Written task:
Set down each record exactly as written.

**********

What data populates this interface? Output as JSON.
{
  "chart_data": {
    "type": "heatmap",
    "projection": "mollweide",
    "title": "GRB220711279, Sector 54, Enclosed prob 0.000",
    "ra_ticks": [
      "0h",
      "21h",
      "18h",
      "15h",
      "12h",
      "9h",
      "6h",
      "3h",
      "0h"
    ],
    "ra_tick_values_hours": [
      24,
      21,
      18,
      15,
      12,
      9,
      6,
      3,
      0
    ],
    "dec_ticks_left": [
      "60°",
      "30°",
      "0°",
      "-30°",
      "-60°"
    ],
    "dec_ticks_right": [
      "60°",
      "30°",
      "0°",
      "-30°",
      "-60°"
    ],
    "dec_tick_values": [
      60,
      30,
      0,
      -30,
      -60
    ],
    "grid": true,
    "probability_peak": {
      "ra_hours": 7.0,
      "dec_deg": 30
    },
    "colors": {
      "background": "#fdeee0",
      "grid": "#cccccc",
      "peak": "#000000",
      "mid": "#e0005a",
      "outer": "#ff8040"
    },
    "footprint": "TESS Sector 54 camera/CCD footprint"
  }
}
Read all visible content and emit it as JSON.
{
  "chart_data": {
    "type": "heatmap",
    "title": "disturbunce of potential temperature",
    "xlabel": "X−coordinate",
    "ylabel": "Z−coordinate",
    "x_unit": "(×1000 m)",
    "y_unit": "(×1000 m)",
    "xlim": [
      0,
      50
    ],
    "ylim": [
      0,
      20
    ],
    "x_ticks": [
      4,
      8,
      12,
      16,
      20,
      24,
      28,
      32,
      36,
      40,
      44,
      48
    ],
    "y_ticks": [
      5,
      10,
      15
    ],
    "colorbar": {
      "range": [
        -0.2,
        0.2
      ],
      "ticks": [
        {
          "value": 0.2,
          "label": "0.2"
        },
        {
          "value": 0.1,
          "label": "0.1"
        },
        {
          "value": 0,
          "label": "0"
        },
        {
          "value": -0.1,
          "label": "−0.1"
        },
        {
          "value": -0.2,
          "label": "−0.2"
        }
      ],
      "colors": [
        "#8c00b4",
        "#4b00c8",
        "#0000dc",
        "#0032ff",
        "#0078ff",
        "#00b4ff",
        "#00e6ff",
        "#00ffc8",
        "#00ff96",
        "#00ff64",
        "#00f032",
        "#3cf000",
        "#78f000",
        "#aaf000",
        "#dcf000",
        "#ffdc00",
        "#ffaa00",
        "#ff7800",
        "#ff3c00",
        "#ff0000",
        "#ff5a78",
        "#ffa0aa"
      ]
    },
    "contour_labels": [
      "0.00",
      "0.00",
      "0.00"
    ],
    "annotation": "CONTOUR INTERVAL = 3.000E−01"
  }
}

**********

The response:
What data populates this interface? Output as JSON.
{
  "chart_data": {
    "type": "heatmap",
    "projection": "mollweide",
    "title": "GRB220711279, Sector 54, Enclosed prob 0.000",
    "ra_ticks": [
      "0h",
      "21h",
      "18h",
      "15h",
      "12h",
      "9h",
      "6h",
      "3h",
      "0h"
    ],
    "ra_tick_values_hours": [
      24,
      21,
      18,
      15,
      12,
      9,
      6,
      3,
      0
    ],
    "dec_ticks_left": [
      "60°",
      "30°",
      "0°",
      "-30°",
      "-60°"
    ],
    "dec_ticks_right": [
      "60°",
      "30°",
      "0°",
      "-30°",
      "-60°"
    ],
    "dec_tick_values": [
      60,
      30,
      0,
      -30,
      -60
    ],
    "grid": true,
    "probability_peak": {
      "ra_hours": 7.0,
      "dec_deg": 30
    },
    "colors": {
      "background": "#fdeee0",
      "grid": "#cccccc",
      "peak": "#000000",
      "mid": "#e0005a",
      "outer": "#ff8040"
    },
    "footprint": "TESS Sector 54 camera/CCD footprint"
  }
}
Read all visible content and emit it as JSON.
{
  "chart_data": {
    "type": "heatmap",
    "title": "disturbunce of potential temperature",
    "xlabel": "X−coordinate",
    "ylabel": "Z−coordinate",
    "x_unit": "(×1000 m)",
    "y_unit": "(×1000 m)",
    "xlim": [
      0,
      50
    ],
    "ylim": [
      0,
      20
    ],
    "x_ticks": [
      4,
      8,
      12,
      16,
      20,
      24,
      28,
      32,
      36,
      40,
      44,
      48
    ],
    "y_ticks": [
      5,
      10,
      15
    ],
    "colorbar": {
      "range": [
        -0.2,
        0.2
      ],
      "ticks": [
        {
          "value": 0.2,
          "label": "0.2"
        },
        {
          "value": 0.1,
          "label": "0.1"
        },
        {
          "value": 0,
          "label": "0"
        },
        {
          "value": -0.1,
          "label": "−0.1"
        },
        {
          "value": -0.2,
          "label": "−0.2"
        }
      ],
      "colors": [
        "#8c00b4",
        "#4b00c8",
        "#0000dc",
        "#0032ff",
        "#0078ff",
        "#00b4ff",
        "#00e6ff",
        "#00ffc8",
        "#00ff96",
        "#00ff64",
        "#00f032",
        "#3cf000",
        "#78f000",
        "#aaf000",
        "#dcf000",
        "#ffdc00",
        "#ffaa00",
        "#ff7800",
        "#ff3c00",
        "#ff0000",
        "#ff5a78",
        "#ffa0aa"
      ]
    },
    "contour_labels": [
      "0.00",
      "0.00",
      "0.00"
    ],
    "annotation": "CONTOUR INTERVAL = 3.000E−01"
  }
}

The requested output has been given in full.